▸ Exercise requirements
Every record must be repeated exactly, with no omission.

== == ==

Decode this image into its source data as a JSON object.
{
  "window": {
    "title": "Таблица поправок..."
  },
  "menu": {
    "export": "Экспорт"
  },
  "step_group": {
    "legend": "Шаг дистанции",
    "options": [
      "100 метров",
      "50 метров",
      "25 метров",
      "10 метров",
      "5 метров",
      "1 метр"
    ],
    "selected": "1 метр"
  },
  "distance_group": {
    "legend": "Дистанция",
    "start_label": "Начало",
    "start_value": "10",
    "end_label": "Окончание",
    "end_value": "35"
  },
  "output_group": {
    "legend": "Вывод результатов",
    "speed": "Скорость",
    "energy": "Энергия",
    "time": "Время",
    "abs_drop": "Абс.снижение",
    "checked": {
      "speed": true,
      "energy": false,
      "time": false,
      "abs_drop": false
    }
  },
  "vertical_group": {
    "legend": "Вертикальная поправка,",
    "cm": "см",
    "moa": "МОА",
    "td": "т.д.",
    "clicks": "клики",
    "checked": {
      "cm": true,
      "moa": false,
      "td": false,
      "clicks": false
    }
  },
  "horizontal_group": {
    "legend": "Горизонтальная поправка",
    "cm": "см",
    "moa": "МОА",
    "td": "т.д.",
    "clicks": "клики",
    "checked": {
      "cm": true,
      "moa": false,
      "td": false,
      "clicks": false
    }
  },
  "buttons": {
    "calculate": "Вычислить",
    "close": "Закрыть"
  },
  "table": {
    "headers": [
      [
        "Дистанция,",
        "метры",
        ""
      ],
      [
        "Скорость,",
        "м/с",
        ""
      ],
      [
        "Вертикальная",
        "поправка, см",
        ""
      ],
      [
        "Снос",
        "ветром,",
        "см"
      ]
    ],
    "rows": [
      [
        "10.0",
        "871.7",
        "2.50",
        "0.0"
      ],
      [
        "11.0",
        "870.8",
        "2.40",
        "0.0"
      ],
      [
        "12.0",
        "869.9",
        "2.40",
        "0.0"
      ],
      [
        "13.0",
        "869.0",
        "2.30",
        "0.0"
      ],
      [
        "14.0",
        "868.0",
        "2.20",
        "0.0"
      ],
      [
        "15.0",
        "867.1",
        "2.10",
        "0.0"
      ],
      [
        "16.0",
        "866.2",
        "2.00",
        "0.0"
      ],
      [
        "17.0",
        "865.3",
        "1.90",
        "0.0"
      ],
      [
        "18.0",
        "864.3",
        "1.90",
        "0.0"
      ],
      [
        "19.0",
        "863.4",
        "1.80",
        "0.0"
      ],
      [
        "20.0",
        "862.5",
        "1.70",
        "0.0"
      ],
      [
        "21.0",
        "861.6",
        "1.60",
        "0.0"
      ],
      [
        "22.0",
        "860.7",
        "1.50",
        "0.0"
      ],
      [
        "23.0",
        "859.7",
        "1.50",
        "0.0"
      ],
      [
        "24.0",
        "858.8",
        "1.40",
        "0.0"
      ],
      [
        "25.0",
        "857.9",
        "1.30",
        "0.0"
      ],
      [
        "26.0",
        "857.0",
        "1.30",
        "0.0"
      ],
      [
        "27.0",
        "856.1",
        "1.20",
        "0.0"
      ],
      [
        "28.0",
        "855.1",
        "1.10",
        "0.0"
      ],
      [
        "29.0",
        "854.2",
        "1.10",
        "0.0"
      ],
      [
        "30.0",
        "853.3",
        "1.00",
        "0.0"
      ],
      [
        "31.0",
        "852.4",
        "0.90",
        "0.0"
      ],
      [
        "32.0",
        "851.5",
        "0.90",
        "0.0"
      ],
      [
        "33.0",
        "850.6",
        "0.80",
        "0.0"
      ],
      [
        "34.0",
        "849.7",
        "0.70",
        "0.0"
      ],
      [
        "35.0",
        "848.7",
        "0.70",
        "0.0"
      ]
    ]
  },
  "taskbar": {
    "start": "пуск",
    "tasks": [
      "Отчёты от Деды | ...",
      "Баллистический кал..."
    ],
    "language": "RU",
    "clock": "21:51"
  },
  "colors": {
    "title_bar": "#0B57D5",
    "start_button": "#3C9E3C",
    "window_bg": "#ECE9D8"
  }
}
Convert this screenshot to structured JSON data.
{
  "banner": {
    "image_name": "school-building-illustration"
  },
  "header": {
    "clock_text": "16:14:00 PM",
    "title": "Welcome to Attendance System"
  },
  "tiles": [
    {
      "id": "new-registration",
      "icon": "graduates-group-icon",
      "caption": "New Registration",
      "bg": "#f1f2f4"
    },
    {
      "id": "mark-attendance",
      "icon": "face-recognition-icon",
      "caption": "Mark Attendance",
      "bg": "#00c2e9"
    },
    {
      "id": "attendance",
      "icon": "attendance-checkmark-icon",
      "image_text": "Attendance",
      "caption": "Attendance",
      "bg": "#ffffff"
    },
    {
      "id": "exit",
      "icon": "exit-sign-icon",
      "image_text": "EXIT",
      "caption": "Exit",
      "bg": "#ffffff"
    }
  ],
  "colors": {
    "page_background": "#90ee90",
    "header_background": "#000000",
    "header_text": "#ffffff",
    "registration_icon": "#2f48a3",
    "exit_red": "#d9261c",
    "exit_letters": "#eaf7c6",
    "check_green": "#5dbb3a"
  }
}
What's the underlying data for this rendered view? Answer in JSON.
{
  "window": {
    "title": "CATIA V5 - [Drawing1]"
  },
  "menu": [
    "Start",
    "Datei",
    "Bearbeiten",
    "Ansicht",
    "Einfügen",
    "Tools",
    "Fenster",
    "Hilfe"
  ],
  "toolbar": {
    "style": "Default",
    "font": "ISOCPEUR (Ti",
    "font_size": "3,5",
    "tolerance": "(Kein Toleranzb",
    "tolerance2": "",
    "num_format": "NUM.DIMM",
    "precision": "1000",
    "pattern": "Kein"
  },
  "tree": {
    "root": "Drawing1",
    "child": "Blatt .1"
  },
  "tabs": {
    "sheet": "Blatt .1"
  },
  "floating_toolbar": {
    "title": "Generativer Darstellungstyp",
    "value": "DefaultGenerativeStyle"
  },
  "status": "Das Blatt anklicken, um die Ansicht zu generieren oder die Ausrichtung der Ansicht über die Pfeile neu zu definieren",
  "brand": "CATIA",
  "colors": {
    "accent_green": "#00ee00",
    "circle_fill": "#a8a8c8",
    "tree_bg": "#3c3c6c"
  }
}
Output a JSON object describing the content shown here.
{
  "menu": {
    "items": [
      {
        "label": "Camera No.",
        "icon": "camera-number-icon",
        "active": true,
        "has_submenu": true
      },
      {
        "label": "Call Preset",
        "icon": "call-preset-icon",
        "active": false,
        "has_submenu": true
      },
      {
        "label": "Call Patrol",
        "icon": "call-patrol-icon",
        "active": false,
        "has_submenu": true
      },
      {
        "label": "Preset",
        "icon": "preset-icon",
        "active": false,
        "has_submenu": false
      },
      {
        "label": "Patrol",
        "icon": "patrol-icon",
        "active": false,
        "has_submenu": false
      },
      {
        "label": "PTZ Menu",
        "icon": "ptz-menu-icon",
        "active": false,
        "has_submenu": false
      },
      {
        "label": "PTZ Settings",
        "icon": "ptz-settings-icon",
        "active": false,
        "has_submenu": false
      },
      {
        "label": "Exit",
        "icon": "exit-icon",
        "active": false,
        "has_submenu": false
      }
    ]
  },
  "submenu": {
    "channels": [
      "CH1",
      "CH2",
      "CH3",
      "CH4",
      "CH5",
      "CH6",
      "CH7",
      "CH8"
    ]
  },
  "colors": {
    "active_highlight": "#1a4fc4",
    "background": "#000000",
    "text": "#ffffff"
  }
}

== == ==

▸ Written response
Decode this image into its source data as a JSON object.
{
  "window": {
    "title": "Таблица поправок..."
  },
  "menu": {
    "export": "Экспорт"
  },
  "step_group": {
    "legend": "Шаг дистанции",
    "options": [
      "100 метров",
      "50 метров",
      "25 метров",
      "10 метров",
      "5 метров",
      "1 метр"
    ],
    "selected": "1 метр"
  },
  "distance_group": {
    "legend": "Дистанция",
    "start_label": "Начало",
    "start_value": "10",
    "end_label": "Окончание",
    "end_value": "35"
  },
  "output_group": {
    "legend": "Вывод результатов",
    "speed": "Скорость",
    "energy": "Энергия",
    "time": "Время",
    "abs_drop": "Абс.снижение",
    "checked": {
      "speed": true,
      "energy": false,
      "time": false,
      "abs_drop": false
    }
  },
  "vertical_group": {
    "legend": "Вертикальная поправка,",
    "cm": "см",
    "moa": "МОА",
    "td": "т.д.",
    "clicks": "клики",
    "checked": {
      "cm": true,
      "moa": false,
      "td": false,
      "clicks": false
    }
  },
  "horizontal_group": {
    "legend": "Горизонтальная поправка",
    "cm": "см",
    "moa": "МОА",
    "td": "т.д.",
    "clicks": "клики",
    "checked": {
      "cm": true,
      "moa": false,
      "td": false,
      "clicks": false
    }
  },
  "buttons": {
    "calculate": "Вычислить",
    "close": "Закрыть"
  },
  "table": {
    "headers": [
      [
        "Дистанция,",
        "метры",
        ""
      ],
      [
        "Скорость,",
        "м/с",
        ""
      ],
      [
        "Вертикальная",
        "поправка, см",
        ""
      ],
      [
        "Снос",
        "ветром,",
        "см"
      ]
    ],
    "rows": [
      [
        "10.0",
        "871.7",
        "2.50",
        "0.0"
      ],
      [
        "11.0",
        "870.8",
        "2.40",
        "0.0"
      ],
      [
        "12.0",
        "869.9",
        "2.40",
        "0.0"
      ],
      [
        "13.0",
        "869.0",
        "2.30",
        "0.0"
      ],
      [
        "14.0",
        "868.0",
        "2.20",
        "0.0"
      ],
      [
        "15.0",
        "867.1",
        "2.10",
        "0.0"
      ],
      [
        "16.0",
        "866.2",
        "2.00",
        "0.0"
      ],
      [
        "17.0",
        "865.3",
        "1.90",
        "0.0"
      ],
      [
        "18.0",
        "864.3",
        "1.90",
        "0.0"
      ],
      [
        "19.0",
        "863.4",
        "1.80",
        "0.0"
      ],
      [
        "20.0",
        "862.5",
        "1.70",
        "0.0"
      ],
      [
        "21.0",
        "861.6",
        "1.60",
        "0.0"
      ],
      [
        "22.0",
        "860.7",
        "1.50",
        "0.0"
      ],
      [
        "23.0",
        "859.7",
        "1.50",
        "0.0"
      ],
      [
        "24.0",
        "858.8",
        "1.40",
        "0.0"
      ],
      [
        "25.0",
        "857.9",
        "1.30",
        "0.0"
      ],
      [
        "26.0",
        "857.0",
        "1.30",
        "0.0"
      ],
      [
        "27.0",
        "856.1",
        "1.20",
        "0.0"
      ],
      [
        "28.0",
        "855.1",
        "1.10",
        "0.0"
      ],
      [
        "29.0",
        "854.2",
        "1.10",
        "0.0"
      ],
      [
        "30.0",
        "853.3",
        "1.00",
        "0.0"
      ],
      [
        "31.0",
        "852.4",
        "0.90",
        "0.0"
      ],
      [
        "32.0",
        "851.5",
        "0.90",
        "0.0"
      ],
      [
        "33.0",
        "850.6",
        "0.80",
        "0.0"
      ],
      [
        "34.0",
        "849.7",
        "0.70",
        "0.0"
      ],
      [
        "35.0",
        "848.7",
        "0.70",
        "0.0"
      ]
    ]
  },
  "taskbar": {
    "start": "пуск",
    "tasks": [
      "Отчёты от Деды | ...",
      "Баллистический кал..."
    ],
    "language": "RU",
    "clock": "21:51"
  },
  "colors": {
    "title_bar": "#0B57D5",
    "start_button": "#3C9E3C",
    "window_bg": "#ECE9D8"
  }
}
Convert this screenshot to structured JSON data.
{
  "banner": {
    "image_name": "school-building-illustration"
  },
  "header": {
    "clock_text": "16:14:00 PM",
    "title": "Welcome to Attendance System"
  },
  "tiles": [
    {
      "id": "new-registration",
      "icon": "graduates-group-icon",
      "caption": "New Registration",
      "bg": "#f1f2f4"
    },
    {
      "id": "mark-attendance",
      "icon": "face-recognition-icon",
      "caption": "Mark Attendance",
      "bg": "#00c2e9"
    },
    {
      "id": "attendance",
      "icon": "attendance-checkmark-icon",
      "image_text": "Attendance",
      "caption": "Attendance",
      "bg": "#ffffff"
    },
    {
      "id": "exit",
      "icon": "exit-sign-icon",
      "image_text": "EXIT",
      "caption": "Exit",
      "bg": "#ffffff"
    }
  ],
  "colors": {
    "page_background": "#90ee90",
    "header_background": "#000000",
    "header_text": "#ffffff",
    "registration_icon": "#2f48a3",
    "exit_red": "#d9261c",
    "exit_letters": "#eaf7c6",
    "check_green": "#5dbb3a"
  }
}
What's the underlying data for this rendered view? Answer in JSON.
{
  "window": {
    "title": "CATIA V5 - [Drawing1]"
  },
  "menu": [
    "Start",
    "Datei",
    "Bearbeiten",
    "Ansicht",
    "Einfügen",
    "Tools",
    "Fenster",
    "Hilfe"
  ],
  "toolbar": {
    "style": "Default",
    "font": "ISOCPEUR (Ti",
    "font_size": "3,5",
    "tolerance": "(Kein Toleranzb",
    "tolerance2": "",
    "num_format": "NUM.DIMM",
    "precision": "1000",
    "pattern": "Kein"
  },
  "tree": {
    "root": "Drawing1",
    "child": "Blatt .1"
  },
  "tabs": {
    "sheet": "Blatt .1"
  },
  "floating_toolbar": {
    "title": "Generativer Darstellungstyp",
    "value": "DefaultGenerativeStyle"
  },
  "status": "Das Blatt anklicken, um die Ansicht zu generieren oder die Ausrichtung der Ansicht über die Pfeile neu zu definieren",
  "brand": "CATIA",
  "colors": {
    "accent_green": "#00ee00",
    "circle_fill": "#a8a8c8",
    "tree_bg": "#3c3c6c"
  }
}
Output a JSON object describing the content shown here.
{
  "menu": {
    "items": [
      {
        "label": "Camera No.",
        "icon": "camera-number-icon",
        "active": true,
        "has_submenu": true
      },
      {
        "label": "Call Preset",
        "icon": "call-preset-icon",
        "active": false,
        "has_submenu": true
      },
      {
        "label": "Call Patrol",
        "icon": "call-patrol-icon",
        "active": false,
        "has_submenu": true
      },
      {
        "label": "Preset",
        "icon": "preset-icon",
        "active": false,
        "has_submenu": false
      },
      {
        "label": "Patrol",
        "icon": "patrol-icon",
        "active": false,
        "has_submenu": false
      },
      {
        "label": "PTZ Menu",
        "icon": "ptz-menu-icon",
        "active": false,
        "has_submenu": false
      },
      {
        "label": "PTZ Settings",
        "icon": "ptz-settings-icon",
        "active": false,
        "has_submenu": false
      },
      {
        "label": "Exit",
        "icon": "exit-icon",
        "active": false,
        "has_submenu": false
      }
    ]
  },
  "submenu": {
    "channels": [
      "CH1",
      "CH2",
      "CH3",
      "CH4",
      "CH5",
      "CH6",
      "CH7",
      "CH8"
    ]
  },
  "colors": {
    "active_highlight": "#1a4fc4",
    "background": "#000000",
    "text": "#ffffff"
  }
}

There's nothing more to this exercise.